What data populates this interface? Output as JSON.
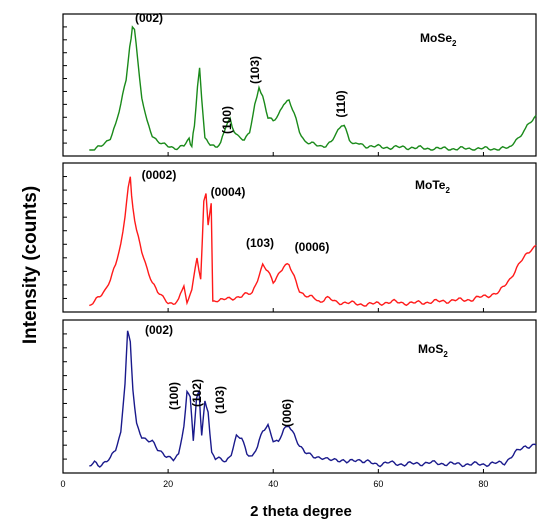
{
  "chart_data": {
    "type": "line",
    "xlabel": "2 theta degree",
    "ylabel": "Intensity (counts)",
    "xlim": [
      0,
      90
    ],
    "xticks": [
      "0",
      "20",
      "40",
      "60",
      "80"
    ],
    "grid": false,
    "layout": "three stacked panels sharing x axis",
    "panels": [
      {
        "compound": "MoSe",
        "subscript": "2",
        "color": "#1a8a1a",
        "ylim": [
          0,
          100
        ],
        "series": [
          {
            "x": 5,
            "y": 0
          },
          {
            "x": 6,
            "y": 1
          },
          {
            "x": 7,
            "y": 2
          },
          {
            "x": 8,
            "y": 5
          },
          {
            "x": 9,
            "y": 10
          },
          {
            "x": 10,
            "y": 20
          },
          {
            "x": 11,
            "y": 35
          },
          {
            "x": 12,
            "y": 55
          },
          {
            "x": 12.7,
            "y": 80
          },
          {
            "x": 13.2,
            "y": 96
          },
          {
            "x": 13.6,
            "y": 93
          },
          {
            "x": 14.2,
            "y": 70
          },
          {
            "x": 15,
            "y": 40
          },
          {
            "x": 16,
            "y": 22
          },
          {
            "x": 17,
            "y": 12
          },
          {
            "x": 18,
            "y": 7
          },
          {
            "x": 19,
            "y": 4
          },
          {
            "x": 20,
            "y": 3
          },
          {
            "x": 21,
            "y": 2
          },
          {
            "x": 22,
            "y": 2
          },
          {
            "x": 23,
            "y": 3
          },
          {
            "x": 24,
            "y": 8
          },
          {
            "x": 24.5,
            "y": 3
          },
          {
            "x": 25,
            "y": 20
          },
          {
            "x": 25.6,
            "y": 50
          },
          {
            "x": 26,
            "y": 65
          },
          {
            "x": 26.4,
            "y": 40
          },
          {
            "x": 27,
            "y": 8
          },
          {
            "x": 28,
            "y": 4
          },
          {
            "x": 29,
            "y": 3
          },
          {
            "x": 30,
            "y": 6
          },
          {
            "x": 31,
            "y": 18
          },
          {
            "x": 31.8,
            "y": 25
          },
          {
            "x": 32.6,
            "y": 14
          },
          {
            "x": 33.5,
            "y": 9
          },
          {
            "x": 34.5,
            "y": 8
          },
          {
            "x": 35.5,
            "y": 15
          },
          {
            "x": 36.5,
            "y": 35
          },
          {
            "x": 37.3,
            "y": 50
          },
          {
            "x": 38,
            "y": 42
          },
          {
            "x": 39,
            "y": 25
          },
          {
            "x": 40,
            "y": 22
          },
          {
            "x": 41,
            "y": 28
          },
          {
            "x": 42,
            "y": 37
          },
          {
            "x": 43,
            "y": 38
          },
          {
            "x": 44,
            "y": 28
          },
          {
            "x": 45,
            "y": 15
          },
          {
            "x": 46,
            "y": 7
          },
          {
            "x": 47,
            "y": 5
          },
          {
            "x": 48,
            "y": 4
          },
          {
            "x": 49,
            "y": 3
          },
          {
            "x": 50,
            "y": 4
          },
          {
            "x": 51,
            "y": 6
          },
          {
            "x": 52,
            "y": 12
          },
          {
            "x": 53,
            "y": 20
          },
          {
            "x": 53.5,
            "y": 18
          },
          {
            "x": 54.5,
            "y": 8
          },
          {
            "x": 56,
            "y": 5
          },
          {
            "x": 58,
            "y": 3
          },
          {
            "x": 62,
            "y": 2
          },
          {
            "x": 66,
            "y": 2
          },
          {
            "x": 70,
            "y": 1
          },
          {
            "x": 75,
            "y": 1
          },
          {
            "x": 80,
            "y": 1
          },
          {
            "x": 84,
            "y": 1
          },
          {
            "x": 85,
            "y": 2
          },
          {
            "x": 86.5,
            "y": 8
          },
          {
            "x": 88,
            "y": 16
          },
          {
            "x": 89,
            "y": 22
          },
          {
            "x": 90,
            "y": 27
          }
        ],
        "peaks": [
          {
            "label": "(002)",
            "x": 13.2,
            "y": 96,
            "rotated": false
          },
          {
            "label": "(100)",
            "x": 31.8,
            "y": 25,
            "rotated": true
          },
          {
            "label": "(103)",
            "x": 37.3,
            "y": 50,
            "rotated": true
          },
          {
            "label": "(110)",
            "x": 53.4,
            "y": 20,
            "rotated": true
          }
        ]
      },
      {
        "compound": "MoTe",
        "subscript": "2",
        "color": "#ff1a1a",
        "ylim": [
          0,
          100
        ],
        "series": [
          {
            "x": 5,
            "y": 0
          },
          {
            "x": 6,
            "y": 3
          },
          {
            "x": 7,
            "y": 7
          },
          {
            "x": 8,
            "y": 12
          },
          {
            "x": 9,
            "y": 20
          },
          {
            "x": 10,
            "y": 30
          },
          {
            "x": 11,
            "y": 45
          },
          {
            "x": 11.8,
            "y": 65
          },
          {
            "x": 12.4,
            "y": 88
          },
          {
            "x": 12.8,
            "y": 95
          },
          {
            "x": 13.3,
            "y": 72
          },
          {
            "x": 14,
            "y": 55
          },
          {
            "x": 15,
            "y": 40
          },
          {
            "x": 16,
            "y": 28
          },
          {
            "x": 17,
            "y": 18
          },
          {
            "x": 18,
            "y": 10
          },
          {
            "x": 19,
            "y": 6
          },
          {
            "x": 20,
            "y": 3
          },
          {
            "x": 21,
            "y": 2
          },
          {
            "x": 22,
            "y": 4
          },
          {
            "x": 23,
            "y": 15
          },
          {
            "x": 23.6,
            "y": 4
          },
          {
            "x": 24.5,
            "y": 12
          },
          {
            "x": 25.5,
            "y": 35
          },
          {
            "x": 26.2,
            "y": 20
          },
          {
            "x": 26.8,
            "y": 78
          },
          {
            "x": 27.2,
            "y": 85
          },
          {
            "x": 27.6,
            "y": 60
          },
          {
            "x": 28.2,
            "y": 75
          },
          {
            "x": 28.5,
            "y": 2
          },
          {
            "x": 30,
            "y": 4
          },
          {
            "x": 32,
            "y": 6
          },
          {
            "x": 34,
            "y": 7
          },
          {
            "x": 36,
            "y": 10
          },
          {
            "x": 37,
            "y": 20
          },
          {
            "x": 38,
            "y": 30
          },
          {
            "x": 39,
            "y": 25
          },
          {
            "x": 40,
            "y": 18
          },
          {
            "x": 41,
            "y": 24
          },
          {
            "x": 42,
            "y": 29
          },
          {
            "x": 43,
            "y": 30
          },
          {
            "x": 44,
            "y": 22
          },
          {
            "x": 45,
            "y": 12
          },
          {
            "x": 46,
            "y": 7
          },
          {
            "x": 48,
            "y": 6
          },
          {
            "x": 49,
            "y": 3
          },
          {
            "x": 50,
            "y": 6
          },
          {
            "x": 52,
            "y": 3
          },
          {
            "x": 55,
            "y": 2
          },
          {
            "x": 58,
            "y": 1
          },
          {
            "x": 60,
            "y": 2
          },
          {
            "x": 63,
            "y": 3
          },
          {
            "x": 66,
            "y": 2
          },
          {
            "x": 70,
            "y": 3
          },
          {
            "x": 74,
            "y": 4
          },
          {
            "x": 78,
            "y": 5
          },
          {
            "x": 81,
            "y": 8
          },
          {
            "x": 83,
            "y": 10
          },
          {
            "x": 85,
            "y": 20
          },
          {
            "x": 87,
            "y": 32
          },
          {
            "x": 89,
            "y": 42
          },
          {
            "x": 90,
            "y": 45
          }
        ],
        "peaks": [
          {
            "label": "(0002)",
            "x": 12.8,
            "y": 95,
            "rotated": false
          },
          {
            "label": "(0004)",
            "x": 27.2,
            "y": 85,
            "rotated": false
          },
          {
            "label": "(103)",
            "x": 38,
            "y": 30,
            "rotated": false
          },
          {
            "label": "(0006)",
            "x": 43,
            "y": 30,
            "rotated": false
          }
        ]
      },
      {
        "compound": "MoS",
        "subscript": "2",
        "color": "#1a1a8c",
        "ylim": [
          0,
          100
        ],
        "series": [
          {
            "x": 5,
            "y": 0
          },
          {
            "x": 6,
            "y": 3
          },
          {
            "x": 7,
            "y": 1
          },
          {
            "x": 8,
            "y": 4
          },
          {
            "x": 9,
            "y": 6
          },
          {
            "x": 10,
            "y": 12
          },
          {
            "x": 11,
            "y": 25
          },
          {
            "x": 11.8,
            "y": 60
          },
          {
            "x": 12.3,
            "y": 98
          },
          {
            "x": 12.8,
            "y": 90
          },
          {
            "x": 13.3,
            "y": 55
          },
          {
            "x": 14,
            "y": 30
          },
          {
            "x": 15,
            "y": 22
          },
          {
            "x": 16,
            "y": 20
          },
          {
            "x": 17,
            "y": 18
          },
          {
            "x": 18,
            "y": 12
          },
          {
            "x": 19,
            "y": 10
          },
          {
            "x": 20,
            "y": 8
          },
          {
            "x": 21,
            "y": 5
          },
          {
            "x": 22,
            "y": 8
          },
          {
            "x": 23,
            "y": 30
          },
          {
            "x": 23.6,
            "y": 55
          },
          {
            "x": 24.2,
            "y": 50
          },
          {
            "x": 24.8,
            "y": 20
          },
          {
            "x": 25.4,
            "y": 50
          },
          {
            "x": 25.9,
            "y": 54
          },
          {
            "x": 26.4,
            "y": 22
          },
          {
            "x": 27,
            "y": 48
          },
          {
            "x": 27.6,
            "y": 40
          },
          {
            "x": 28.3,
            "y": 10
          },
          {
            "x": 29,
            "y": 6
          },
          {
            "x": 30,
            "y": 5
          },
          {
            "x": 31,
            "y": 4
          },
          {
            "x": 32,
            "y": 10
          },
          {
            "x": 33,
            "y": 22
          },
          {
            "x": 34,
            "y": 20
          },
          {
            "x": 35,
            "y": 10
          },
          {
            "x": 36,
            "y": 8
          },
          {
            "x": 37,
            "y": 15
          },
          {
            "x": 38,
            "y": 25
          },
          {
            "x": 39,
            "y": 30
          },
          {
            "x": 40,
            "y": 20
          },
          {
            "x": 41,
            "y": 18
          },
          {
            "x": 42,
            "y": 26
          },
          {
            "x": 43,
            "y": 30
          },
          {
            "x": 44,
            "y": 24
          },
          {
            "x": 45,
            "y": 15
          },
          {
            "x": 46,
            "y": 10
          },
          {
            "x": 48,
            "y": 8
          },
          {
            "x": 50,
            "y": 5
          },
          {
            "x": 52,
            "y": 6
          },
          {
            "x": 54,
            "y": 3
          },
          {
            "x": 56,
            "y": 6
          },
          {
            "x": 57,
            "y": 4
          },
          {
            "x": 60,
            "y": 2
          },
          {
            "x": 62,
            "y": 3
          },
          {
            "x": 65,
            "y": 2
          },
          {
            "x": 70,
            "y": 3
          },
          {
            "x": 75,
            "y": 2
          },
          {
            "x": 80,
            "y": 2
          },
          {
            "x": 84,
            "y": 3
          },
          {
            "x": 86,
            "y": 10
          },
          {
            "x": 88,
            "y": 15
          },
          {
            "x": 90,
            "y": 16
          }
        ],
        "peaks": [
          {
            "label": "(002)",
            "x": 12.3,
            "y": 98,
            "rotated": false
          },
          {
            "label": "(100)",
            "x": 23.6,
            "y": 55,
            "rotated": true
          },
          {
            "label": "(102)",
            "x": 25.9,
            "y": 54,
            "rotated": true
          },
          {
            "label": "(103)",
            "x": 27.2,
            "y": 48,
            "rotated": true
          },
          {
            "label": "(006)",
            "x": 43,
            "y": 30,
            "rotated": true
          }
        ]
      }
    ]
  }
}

◆ **Description of the task**: How many of the lines above include the string "color"? Reply with the number by itself.

◆ **Complete answer**: 3